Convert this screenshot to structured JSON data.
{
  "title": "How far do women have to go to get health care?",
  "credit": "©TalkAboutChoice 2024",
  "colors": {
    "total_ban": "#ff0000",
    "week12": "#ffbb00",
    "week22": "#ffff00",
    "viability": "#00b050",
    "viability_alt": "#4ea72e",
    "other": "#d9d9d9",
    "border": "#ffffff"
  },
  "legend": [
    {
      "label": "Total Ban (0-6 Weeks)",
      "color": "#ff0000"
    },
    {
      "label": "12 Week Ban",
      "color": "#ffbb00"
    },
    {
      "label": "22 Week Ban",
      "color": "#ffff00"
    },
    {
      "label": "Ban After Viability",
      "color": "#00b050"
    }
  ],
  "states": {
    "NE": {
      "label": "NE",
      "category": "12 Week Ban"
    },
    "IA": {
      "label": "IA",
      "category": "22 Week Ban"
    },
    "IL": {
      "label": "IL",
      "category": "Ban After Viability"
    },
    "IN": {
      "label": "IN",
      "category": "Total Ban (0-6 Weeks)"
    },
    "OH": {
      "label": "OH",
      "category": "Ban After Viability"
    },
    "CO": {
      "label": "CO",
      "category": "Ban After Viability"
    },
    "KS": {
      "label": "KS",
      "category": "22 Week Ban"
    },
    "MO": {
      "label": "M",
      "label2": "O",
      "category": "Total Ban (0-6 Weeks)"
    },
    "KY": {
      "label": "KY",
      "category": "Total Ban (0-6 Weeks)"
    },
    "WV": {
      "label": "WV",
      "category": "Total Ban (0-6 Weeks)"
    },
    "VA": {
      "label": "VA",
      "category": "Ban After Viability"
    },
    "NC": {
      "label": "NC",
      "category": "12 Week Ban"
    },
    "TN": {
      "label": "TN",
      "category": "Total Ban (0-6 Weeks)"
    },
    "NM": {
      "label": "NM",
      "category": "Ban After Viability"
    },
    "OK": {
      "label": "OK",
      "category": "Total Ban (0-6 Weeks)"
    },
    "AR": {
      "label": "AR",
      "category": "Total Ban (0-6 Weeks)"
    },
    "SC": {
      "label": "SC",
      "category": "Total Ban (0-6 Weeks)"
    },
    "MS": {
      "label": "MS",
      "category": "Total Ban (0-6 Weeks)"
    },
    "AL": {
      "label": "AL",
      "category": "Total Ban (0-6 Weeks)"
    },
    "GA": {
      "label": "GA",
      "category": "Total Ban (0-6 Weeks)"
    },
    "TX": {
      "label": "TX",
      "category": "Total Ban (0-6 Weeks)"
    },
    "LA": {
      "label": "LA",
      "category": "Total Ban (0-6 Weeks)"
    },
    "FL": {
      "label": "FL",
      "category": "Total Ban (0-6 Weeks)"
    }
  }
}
========================================================================
Copy every record exactly, with nothing added or dropped.

Convert this screenshot to structured JSON data.
{
  "title": "How far do women have to go to get health care?",
  "credit": "©TalkAboutChoice 2024",
  "colors": {
    "total_ban": "#ff0000",
    "week12": "#ffbb00",
    "week22": "#ffff00",
    "viability": "#00b050",
    "viability_alt": "#4ea72e",
    "other": "#d9d9d9",
    "border": "#ffffff"
  },
  "legend": [
    {
      "label": "Total Ban (0-6 Weeks)",
      "color": "#ff0000"
    },
    {
      "label": "12 Week Ban",
      "color": "#ffbb00"
    },
    {
      "label": "22 Week Ban",
      "color": "#ffff00"
    },
    {
      "label": "Ban After Viability",
      "color": "#00b050"
    }
  ],
  "states": {
    "NE": {
      "label": "NE",
      "category": "12 Week Ban"
    },
    "IA": {
      "label": "IA",
      "category": "22 Week Ban"
    },
    "IL": {
      "label": "IL",
      "category": "Ban After Viability"
    },
    "IN": {
      "label": "IN",
      "category": "Total Ban (0-6 Weeks)"
    },
    "OH": {
      "label": "OH",
      "category": "Ban After Viability"
    },
    "CO": {
      "label": "CO",
      "category": "Ban After Viability"
    },
    "KS": {
      "label": "KS",
      "category": "22 Week Ban"
    },
    "MO": {
      "label": "M",
      "label2": "O",
      "category": "Total Ban (0-6 Weeks)"
    },
    "KY": {
      "label": "KY",
      "category": "Total Ban (0-6 Weeks)"
    },
    "WV": {
      "label": "WV",
      "category": "Total Ban (0-6 Weeks)"
    },
    "VA": {
      "label": "VA",
      "category": "Ban After Viability"
    },
    "NC": {
      "label": "NC",
      "category": "12 Week Ban"
    },
    "TN": {
      "label": "TN",
      "category": "Total Ban (0-6 Weeks)"
    },
    "NM": {
      "label": "NM",
      "category": "Ban After Viability"
    },
    "OK": {
      "label": "OK",
      "category": "Total Ban (0-6 Weeks)"
    },
    "AR": {
      "label": "AR",
      "category": "Total Ban (0-6 Weeks)"
    },
    "SC": {
      "label": "SC",
      "category": "Total Ban (0-6 Weeks)"
    },
    "MS": {
      "label": "MS",
      "category": "Total Ban (0-6 Weeks)"
    },
    "AL": {
      "label": "AL",
      "category": "Total Ban (0-6 Weeks)"
    },
    "GA": {
      "label": "GA",
      "category": "Total Ban (0-6 Weeks)"
    },
    "TX": {
      "label": "TX",
      "category": "Total Ban (0-6 Weeks)"
    },
    "LA": {
      "label": "LA",
      "category": "Total Ban (0-6 Weeks)"
    },
    "FL": {
      "label": "FL",
      "category": "Total Ban (0-6 Weeks)"
    }
  }
}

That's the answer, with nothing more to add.